### [Passage given]
____________
Latinas in the U.S. come from a long line of influential, barrier-breaking, rebel Latin American women. Through Remezcla’s Herstory series, we introduce readers to the women warriors and pioneers whose legacies we carry on.
In Brazil, centuries-old historical figures continue to make headlines today. Last year, controversy erupted when two important Black women from the colonial era — Dandara and Luisa Mahin — were inscribed in the Book of Heroes, a national list that commemorates historical figures. The debate centered on the veracity of their existence but opened up discussions on Black representation in Brazilian history, the state’s debt to millions for slavery and genocide and much-needed efforts to rescue stories lost to obscurity.
A quick sweep through Brazil’s recorded history will reveal a dearth of information on women of color, particularly Indigenous women. Much more scholarship is needed to reconstruct the biographies of Indigenous and Black women and their contributions. The impact these histories have today shows why these stories matter. Afro-Brazilian leaders, such as the politician Érica Malunguinho, have learned from the resistance of quilombos, settlements of runaway enslaved Africans, and quilombo warriors such as Dandara to build radical political movements and spaces.
In this installment of the Herstory series, we recount stories of Brazilian women who were warriors, activists, spiritual priestesses, educators, artists and politicians. These are women that, despite the hostile political climate of the current presidency, continue to live on through the people that remember and find inspiration in them today.
Dandara is a controversial figure in Brazil. She is said to have been a fierce capoeira warrior in Quilombo dos Palmares, the largest settlement of runaway enslaved Africans in Brazil that at one point reached 11,000 inhabitants and endured for 100 years until its demise in 1695. According to legend, she was the wife of Zumbi Dos Palmares, the last king of the quilombo. But Dandara’s inclusion last year in the Book of Heroes, a list of historical figures commemorated in a large cenotaph in Brasilia, received backlash from some historians who argued Dandara was a fictional character. Others defended her existence, alleging historians had yet to seriously analyze oral stories that spoke of Dandara.
Madalena Caramaru, the daughter of a Portuguese trader and an Indigenous Tupinambás woman, became the first literate woman in Brazil. Caramaru learned to read and write with the instruction of either her father or husband. Letters she later wrote to the regional Catholic missionary, Father Manuel de Nóbrega, urged the Church to abandon its maltreatment of Indigenous children and to support educational access for women. These petitions, although well-received by the Father, were ultimately denied by the Portuguese royalty.
Maria Quitéria de Jesus
Born in 1792, Quitéria never attended school, but she learned to ride horses, hunt and operate firearms in the Bahia farm where she grew up. These skills would later prove useful when she joined pro-revolutionary troops in 1822. She cut her hair and dressed herself in men’s clothes to hide her real identity. Her higher-ups eventually discovered her secret, but they permitted her to stay in the army due to her strength and skills as a fighter. In 1823, she rose to the rank of cadet and then to lieutenant. The Brazilian government recognized her bravery in 1996 when she was proclaimed an army patron.
____________
A block of data:
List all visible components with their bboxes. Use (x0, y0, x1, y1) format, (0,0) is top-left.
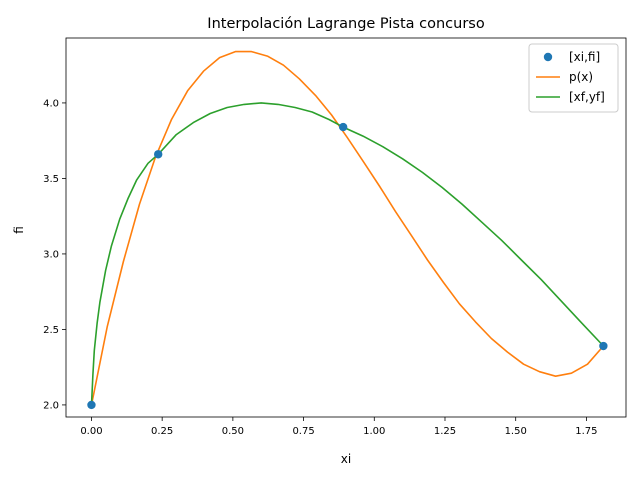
series-line-p-x (90, 50, 605, 406)
axes-frame (65, 37, 627, 418)
legend-box (528, 43, 619, 113)
x-tick-label: 1.00 (363, 426, 385, 437)
legend-label: [xi,fi] (569, 50, 600, 64)
y-axis: 2.0 2.5 3.0 3.5 4.0 (43, 98, 66, 411)
legend-marker (543, 52, 553, 62)
legend-label: p(x) (569, 70, 593, 84)
x-axis: 0.00 0.25 0.50 0.75 1.00 1.25 1.50 1.75 (80, 417, 598, 437)
x-tick-label: 1.25 (434, 426, 456, 437)
legend-label: [xf,yf] (569, 90, 605, 104)
y-axis-label: fi (12, 226, 26, 234)
x-tick-label: 0.00 (80, 426, 102, 437)
legend: [xi,fi] p(x) [xf,yf] (528, 43, 619, 113)
chart-title: Interpolación Lagrange Pista concurso (207, 16, 485, 32)
x-axis-label: xi (341, 452, 351, 466)
data-point (599, 341, 608, 351)
data-point (87, 400, 96, 410)
data-point (338, 122, 348, 132)
x-tick-label: 0.50 (222, 426, 244, 437)
x-tick-label: 0.75 (292, 426, 314, 437)
y-tick-label: 4.0 (43, 98, 59, 109)
x-tick-label: 1.50 (505, 426, 527, 437)
y-tick-label: 2.0 (43, 400, 59, 411)
x-tick-label: 0.25 (151, 426, 173, 437)
y-tick-label: 2.5 (43, 325, 59, 336)
y-tick-label: 3.5 (43, 174, 59, 185)
data-point (154, 150, 163, 159)
x-tick-label: 1.75 (575, 426, 597, 437)
y-tick-label: 3.0 (43, 249, 59, 260)
plot-area (87, 50, 608, 410)
series-line-xf-yf (90, 102, 604, 405)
____________
### [What this exercise asks]
1. Based on the passage on Brazilian women, answer yes or no to each statement and quote the words from the passage that decide it: (a) Quilombo dos Palmares lasted 100 years before it ended in 1695; (b) the Portuguese royalty approved Madalena Caramaru's petitions; (c) Maria Quitéria de Jesus went to school on the Bahia farm where she grew up.
2. Summarize the passage on Brazilian women in two sentences.
3. Resume the passage on Brazilian women from its last sentence onward.

### [The replies]
1.
(a) Yes: "endured for 100 years until its demise in 1695"
(b) No: "were ultimately denied by the Portuguese royalty"
(c) No: "Quitéria never attended school"

2. Remezcla's Herstory series recounts Brazilian women who were warriors, activists, educators and politicians, after the inscription of Dandara and Luisa Mahin in the Book of Heroes sparked debate over Black representation in a history that holds little information on women of color. Among them are Dandara, a contested capoeira warrior of Quilombo dos Palmares; Madalena Caramaru, Brazil's first literate woman, who urged the Church to support educational access for women; and Maria Quitéria de Jesus, who disguised herself as a man to join pro-revolutionary troops in 1822 and rose to lieutenant.

3.
Maria Firmina dos Reis
Almost 30 years before slavery was banned in 1888, the Afro-Brazilian author Maria Firmina dos Reis wrote the first abolitionist novel, Ursula. A clear-eyed depiction of life under slavery, the novel is written from the perspective of a young African girl who is kidnapped from her hometown and subjected to a lifetime of cruelty. Ursula is also considered the first novel written by a Brazilian woman. Born to a free African man and a white woman, Firmina published critical essays, poems, short stories and abolitionist songs. She also founded the first free and racially mixed school in Brazil before the abolition of slavery.
In the 1830s, Iyá Nassô, a freed African slave, co-founded the first temple devoted to the Afro-Brazilian spiritual tradition of Candomblé. The house of worship known as Casa Branca do Engenho Velho would help spread Candomblé throughout Brazil as priestesses initiated there opened their own temples. It is believed that Nassô and her fellow co-founders Iyá Adetá and Iyá Acalá were priestesses from the towns of Ketu and Oyo, located in present-day Nigeria. Not much is known about her life. Some research indicates Nassô eventually returned to Africa to research the cult of Orishas, while others say she fled persecution from the Malê slave revolt, in which her son was implicated. More than 150 years later, the Candomblé house still stands in Salvador, Bahia.
The daughter of a Swiss-Brazilian physician and a British nurse, Bertha Lutz became a pioneer of the women’s suffrage movement in Brazil. Her feminist manifesto published in Revista da Semana in 1918 is credited with prompting a rise in women’s rights organizations, mostly comprised of literate, white women. She founded the Brazilian Federation for the Advancement of Women in 1922, which helped to secure women’s right to vote in a decade. Still, women’s suffrage was restricted by the same literacy tests men were subjected to.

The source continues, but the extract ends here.